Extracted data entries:
[BEGIN]
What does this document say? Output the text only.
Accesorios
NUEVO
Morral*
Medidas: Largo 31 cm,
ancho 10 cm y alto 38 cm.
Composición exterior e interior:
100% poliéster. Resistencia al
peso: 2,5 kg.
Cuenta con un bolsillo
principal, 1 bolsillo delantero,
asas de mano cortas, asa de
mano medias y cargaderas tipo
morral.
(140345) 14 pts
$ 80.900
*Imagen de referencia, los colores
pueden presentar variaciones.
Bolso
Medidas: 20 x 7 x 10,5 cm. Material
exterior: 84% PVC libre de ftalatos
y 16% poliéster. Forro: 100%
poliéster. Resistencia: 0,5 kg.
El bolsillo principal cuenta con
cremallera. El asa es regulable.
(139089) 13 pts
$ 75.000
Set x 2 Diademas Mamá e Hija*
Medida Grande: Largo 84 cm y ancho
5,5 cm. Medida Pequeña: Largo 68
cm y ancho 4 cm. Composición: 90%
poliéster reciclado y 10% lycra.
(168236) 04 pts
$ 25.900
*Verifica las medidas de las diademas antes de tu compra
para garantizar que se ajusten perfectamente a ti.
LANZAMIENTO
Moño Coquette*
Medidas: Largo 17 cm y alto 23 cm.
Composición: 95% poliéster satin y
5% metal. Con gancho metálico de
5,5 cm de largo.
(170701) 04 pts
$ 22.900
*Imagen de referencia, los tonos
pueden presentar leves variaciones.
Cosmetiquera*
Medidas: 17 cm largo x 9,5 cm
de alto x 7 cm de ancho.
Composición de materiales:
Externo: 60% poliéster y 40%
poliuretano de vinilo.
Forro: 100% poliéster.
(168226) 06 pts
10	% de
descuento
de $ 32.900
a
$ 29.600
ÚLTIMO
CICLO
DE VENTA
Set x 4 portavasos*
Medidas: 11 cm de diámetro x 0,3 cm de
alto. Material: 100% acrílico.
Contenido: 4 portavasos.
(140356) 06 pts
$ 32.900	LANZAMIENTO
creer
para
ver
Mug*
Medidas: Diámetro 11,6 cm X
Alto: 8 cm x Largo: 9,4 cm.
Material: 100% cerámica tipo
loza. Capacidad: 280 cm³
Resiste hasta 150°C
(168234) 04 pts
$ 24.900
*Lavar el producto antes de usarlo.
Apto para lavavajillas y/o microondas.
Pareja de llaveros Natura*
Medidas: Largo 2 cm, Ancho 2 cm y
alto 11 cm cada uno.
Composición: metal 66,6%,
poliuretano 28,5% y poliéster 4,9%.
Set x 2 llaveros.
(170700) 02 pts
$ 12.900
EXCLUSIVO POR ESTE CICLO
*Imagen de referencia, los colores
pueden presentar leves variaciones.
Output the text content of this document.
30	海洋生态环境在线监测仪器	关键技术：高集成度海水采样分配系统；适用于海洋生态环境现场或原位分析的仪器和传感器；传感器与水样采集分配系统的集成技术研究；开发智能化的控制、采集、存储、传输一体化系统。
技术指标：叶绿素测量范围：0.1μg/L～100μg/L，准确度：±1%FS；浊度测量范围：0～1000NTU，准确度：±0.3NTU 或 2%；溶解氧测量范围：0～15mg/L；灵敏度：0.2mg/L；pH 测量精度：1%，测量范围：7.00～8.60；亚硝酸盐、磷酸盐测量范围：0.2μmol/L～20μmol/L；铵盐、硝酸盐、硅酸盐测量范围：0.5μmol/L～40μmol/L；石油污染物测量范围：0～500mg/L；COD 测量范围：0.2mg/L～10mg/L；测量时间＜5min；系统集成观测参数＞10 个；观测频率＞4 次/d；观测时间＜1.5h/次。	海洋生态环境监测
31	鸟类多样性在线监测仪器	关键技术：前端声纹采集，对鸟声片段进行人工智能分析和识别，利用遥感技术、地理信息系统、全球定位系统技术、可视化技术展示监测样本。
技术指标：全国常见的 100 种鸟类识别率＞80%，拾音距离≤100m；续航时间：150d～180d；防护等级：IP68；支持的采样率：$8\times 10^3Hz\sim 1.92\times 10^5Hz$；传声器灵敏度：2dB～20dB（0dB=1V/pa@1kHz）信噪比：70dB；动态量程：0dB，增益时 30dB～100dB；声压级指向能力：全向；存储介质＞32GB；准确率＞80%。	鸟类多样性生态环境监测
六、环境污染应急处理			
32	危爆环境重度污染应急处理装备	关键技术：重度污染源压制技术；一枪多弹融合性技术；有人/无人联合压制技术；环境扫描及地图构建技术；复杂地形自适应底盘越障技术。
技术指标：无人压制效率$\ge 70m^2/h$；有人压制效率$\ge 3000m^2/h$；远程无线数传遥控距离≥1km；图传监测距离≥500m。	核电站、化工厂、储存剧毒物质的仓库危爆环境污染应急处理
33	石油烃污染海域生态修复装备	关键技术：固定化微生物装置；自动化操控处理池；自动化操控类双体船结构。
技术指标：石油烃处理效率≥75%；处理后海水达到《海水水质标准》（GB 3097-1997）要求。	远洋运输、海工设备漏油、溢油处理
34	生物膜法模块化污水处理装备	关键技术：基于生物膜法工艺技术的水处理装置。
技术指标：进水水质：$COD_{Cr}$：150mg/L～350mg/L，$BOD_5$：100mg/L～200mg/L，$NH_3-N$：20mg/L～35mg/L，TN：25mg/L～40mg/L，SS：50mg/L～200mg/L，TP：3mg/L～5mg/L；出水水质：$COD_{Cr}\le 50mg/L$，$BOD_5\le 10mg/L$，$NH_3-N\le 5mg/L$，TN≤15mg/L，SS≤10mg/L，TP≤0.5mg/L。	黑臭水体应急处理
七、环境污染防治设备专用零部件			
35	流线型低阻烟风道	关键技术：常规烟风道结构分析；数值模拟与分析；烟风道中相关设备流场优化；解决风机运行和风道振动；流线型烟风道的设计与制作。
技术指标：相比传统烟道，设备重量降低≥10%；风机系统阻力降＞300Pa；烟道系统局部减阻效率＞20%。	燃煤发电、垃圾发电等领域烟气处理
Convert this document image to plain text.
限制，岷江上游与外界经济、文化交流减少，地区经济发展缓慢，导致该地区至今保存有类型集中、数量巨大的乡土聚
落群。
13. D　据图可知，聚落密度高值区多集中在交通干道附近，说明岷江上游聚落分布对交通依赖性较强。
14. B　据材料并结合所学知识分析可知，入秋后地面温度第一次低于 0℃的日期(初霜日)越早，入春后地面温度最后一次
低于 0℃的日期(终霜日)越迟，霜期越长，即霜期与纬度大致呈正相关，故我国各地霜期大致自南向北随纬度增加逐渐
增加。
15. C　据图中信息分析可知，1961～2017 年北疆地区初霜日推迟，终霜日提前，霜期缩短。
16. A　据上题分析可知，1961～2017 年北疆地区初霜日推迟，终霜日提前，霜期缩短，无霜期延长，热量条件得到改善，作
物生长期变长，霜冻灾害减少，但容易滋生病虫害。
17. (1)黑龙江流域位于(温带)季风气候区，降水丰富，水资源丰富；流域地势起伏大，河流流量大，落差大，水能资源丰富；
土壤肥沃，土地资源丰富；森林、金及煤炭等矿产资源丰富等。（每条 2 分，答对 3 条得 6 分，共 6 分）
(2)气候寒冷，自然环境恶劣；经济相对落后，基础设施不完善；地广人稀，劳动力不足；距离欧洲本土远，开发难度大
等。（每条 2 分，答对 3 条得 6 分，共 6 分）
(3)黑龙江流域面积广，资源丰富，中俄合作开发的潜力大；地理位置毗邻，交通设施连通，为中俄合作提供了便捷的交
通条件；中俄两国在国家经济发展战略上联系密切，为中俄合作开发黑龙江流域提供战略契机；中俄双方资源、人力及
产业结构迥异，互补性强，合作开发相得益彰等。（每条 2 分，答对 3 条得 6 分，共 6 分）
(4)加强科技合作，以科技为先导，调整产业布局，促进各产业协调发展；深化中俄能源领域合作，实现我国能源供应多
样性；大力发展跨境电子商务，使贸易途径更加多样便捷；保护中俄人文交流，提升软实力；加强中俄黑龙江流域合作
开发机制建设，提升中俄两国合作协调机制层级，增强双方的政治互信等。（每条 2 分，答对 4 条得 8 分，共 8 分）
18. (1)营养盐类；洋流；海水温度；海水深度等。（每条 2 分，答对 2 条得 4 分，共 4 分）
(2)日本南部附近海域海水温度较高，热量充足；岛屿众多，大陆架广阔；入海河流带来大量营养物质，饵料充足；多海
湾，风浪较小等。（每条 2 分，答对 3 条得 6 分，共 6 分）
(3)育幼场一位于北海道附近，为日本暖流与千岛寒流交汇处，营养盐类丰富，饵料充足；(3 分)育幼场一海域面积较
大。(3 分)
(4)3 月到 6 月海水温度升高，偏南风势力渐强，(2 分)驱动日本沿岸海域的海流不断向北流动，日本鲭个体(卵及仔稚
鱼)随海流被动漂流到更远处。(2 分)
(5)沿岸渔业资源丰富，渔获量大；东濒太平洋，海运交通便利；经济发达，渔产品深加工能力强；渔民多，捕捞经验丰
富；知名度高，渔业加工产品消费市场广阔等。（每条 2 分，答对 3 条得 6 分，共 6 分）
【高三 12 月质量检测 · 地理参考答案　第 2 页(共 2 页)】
[END]
Exercise:
Report how many lines in the data include the word "终霜日提前", and give nothing but the count.

Expected answer:
2